■ Written exercise
Return the entries verbatim and drop every picture.

::::::::::

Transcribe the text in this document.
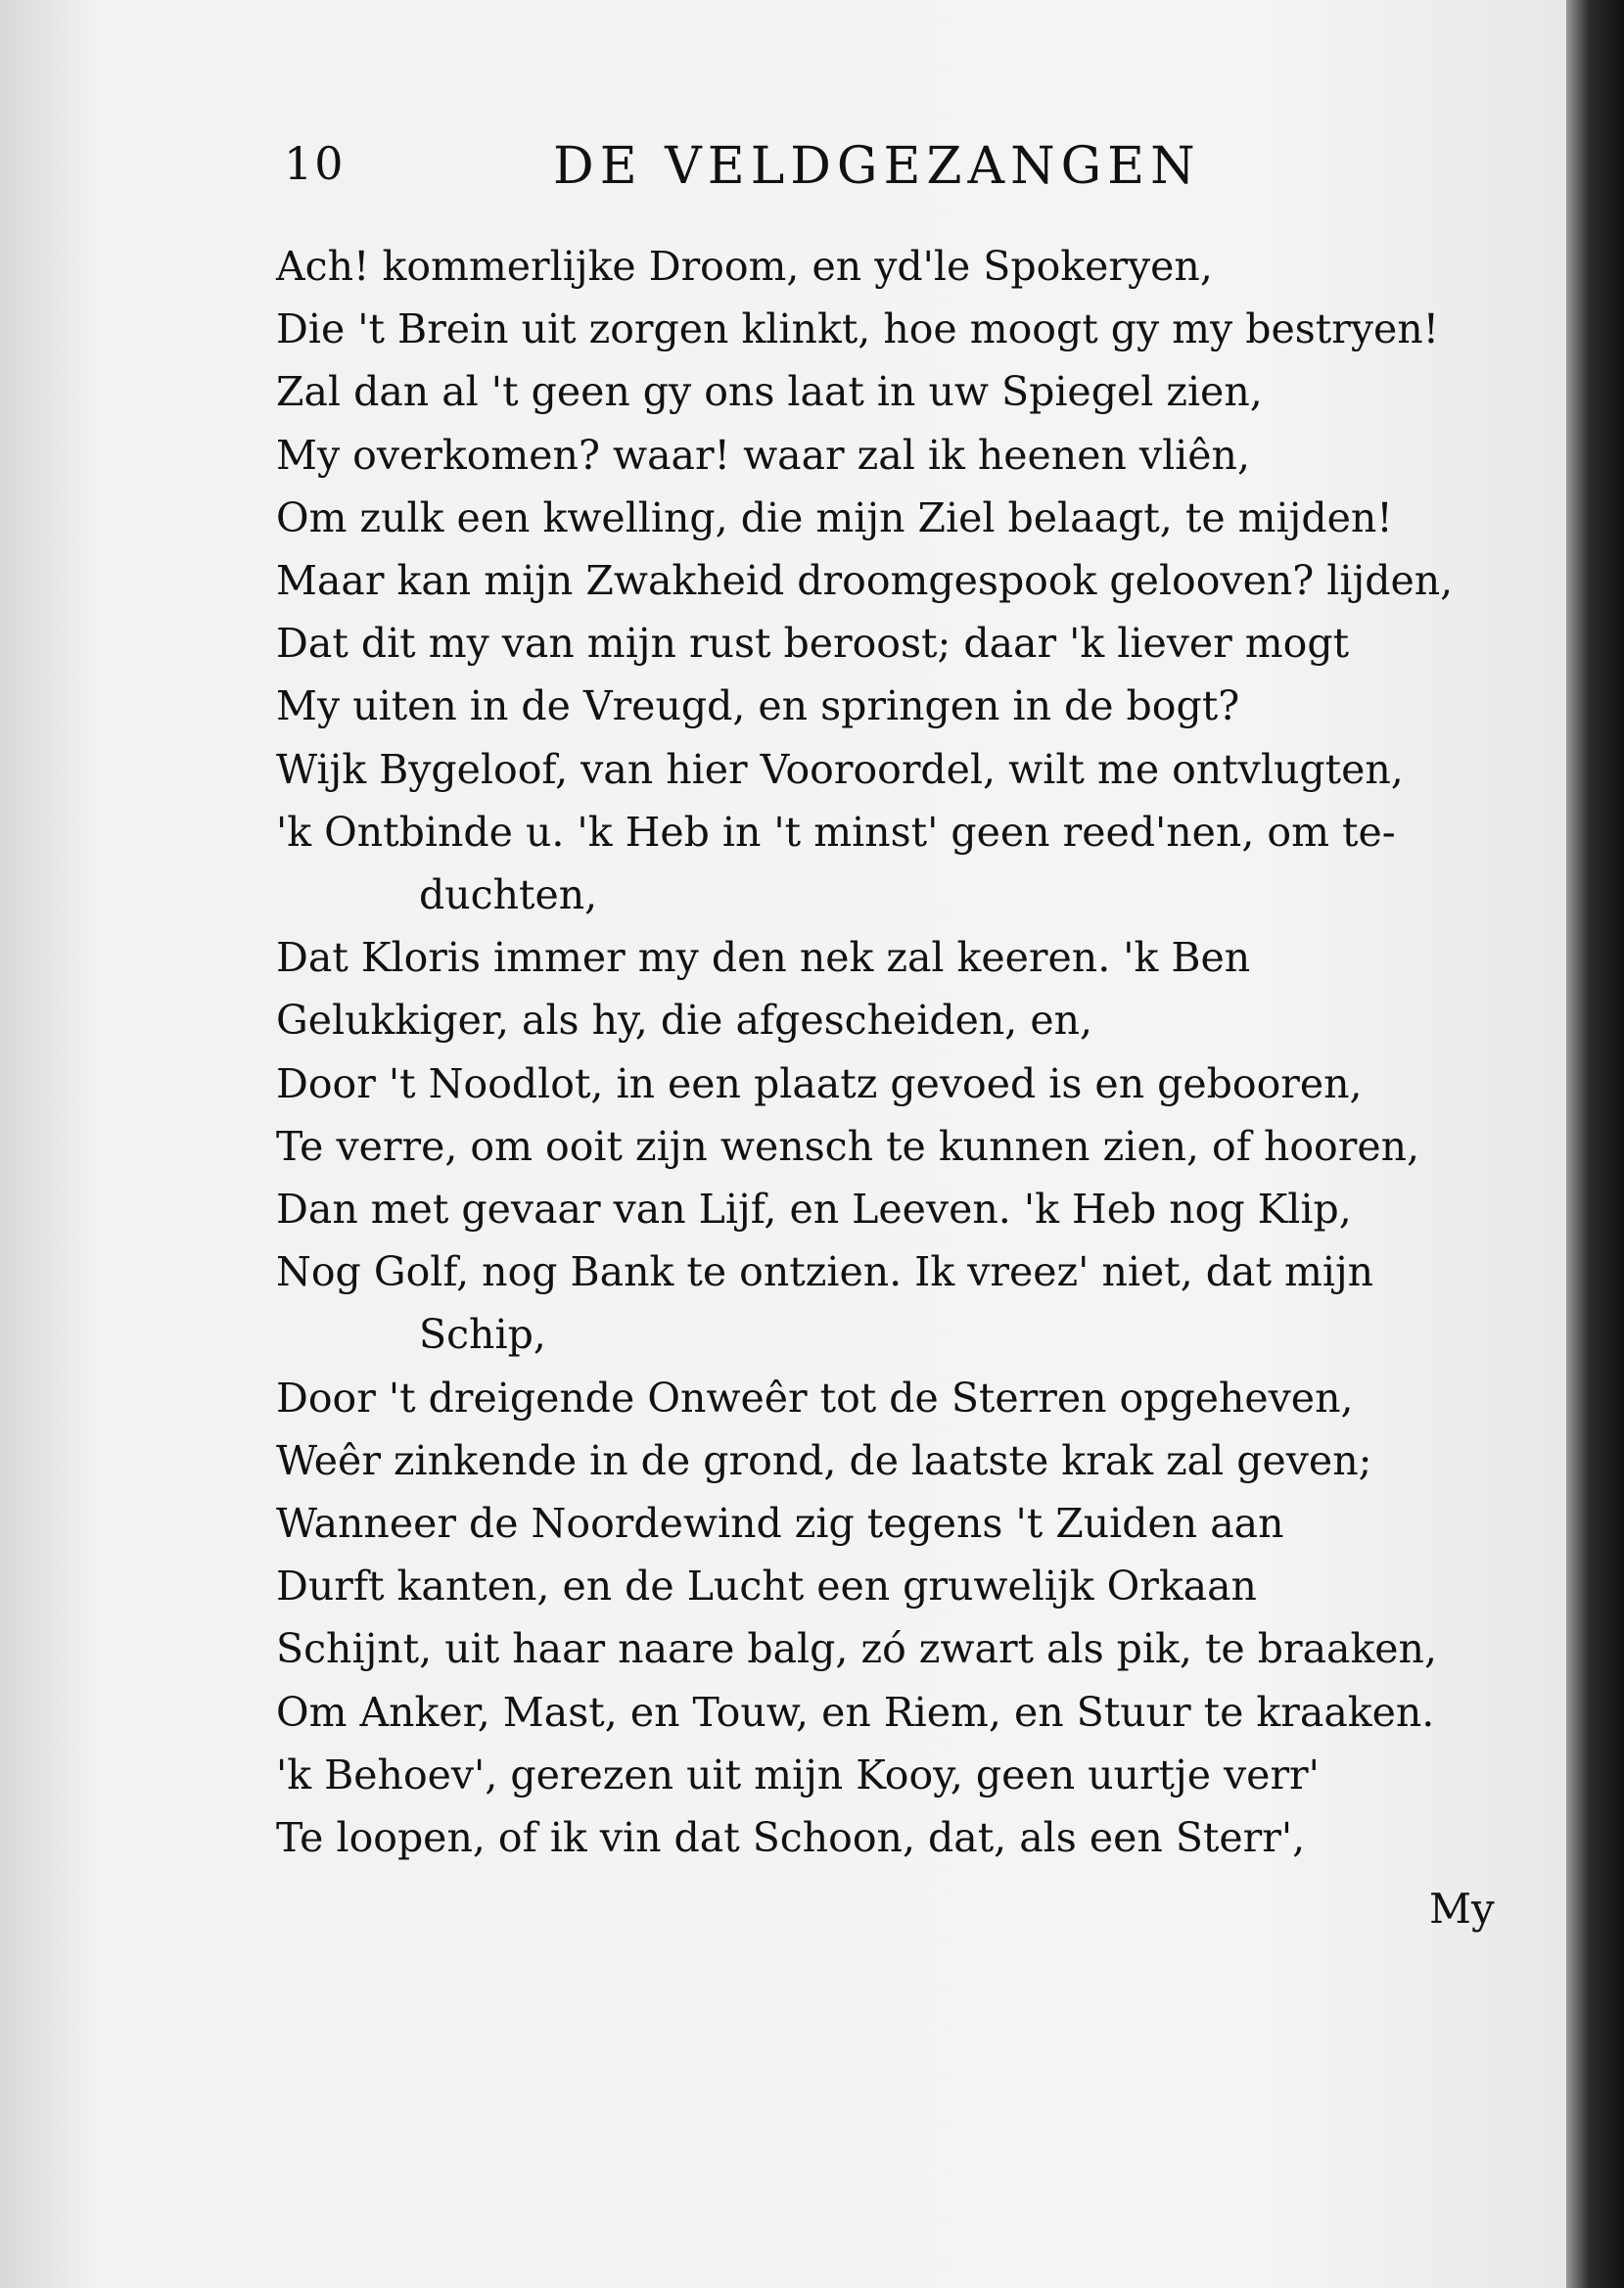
10	DE VELDGEZANGEN
Ach! kommerlijke Droom, en yd'le Spokeryen,
Die 't Brein uit zorgen klinkt, hoe moogt gy my bestryen!
Zal dan al 't geen gy ons laat in uw Spiegel zien,
My overkomen? waar! waar zal ik heenen vliên,
Om zulk een kwelling, die mijn Ziel belaagt, te mijden!
Maar kan mijn Zwakheid droomgespook gelooven? lijden,
Dat dit my van mijn rust beroost; daar 'k liever mogt
My uiten in de Vreugd, en springen in de bogt?
Wijk Bygeloof, van hier Vooroordel, wilt me ontvlugten,
'k Ontbinde u. 'k Heb in 't minst' geen reed'nen, om te-
duchten,
Dat Kloris immer my den nek zal keeren. 'k Ben
Gelukkiger, als hy, die afgescheiden, en,
Door 't Noodlot, in een plaatz gevoed is en gebooren,
Te verre, om ooit zijn wensch te kunnen zien, of hooren,
Dan met gevaar van Lijf, en Leeven. 'k Heb nog Klip,
Nog Golf, nog Bank te ontzien. Ik vreez' niet, dat mijn
Schip,
Door 't dreigende Onweêr tot de Sterren opgeheven,
Weêr zinkende in de grond, de laatste krak zal geven;
Wanneer de Noordewind zig tegens 't Zuiden aan
Durft kanten, en de Lucht een gruwelijk Orkaan
Schijnt, uit haar naare balg, zó zwart als pik, te braaken,
Om Anker, Mast, en Touw, en Riem, en Stuur te kraaken.
'k Behoev', gerezen uit mijn Kooy, geen uurtje verr'
Te loopen, of ik vin dat Schoon, dat, als een Sterr',
My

::::::::::

■ Solution for this problem
Transcribe the text in this document.
10	DE VELDGEZANGEN
Ach! kommerlijke Droom, en yd'le Spokeryen,
Die 't Brein uit zorgen klinkt, hoe moogt gy my bestryen!
Zal dan al 't geen gy ons laat in uw Spiegel zien,
My overkomen? waar! waar zal ik heenen vliên,
Om zulk een kwelling, die mijn Ziel belaagt, te mijden!
Maar kan mijn Zwakheid droomgespook gelooven? lijden,
Dat dit my van mijn rust beroost; daar 'k liever mogt
My uiten in de Vreugd, en springen in de bogt?
Wijk Bygeloof, van hier Vooroordel, wilt me ontvlugten,
'k Ontbinde u. 'k Heb in 't minst' geen reed'nen, om te-
duchten,
Dat Kloris immer my den nek zal keeren. 'k Ben
Gelukkiger, als hy, die afgescheiden, en,
Door 't Noodlot, in een plaatz gevoed is en gebooren,
Te verre, om ooit zijn wensch te kunnen zien, of hooren,
Dan met gevaar van Lijf, en Leeven. 'k Heb nog Klip,
Nog Golf, nog Bank te ontzien. Ik vreez' niet, dat mijn
Schip,
Door 't dreigende Onweêr tot de Sterren opgeheven,
Weêr zinkende in de grond, de laatste krak zal geven;
Wanneer de Noordewind zig tegens 't Zuiden aan
Durft kanten, en de Lucht een gruwelijk Orkaan
Schijnt, uit haar naare balg, zó zwart als pik, te braaken,
Om Anker, Mast, en Touw, en Riem, en Stuur te kraaken.
'k Behoev', gerezen uit mijn Kooy, geen uurtje verr'
Te loopen, of ik vin dat Schoon, dat, als een Sterr',
My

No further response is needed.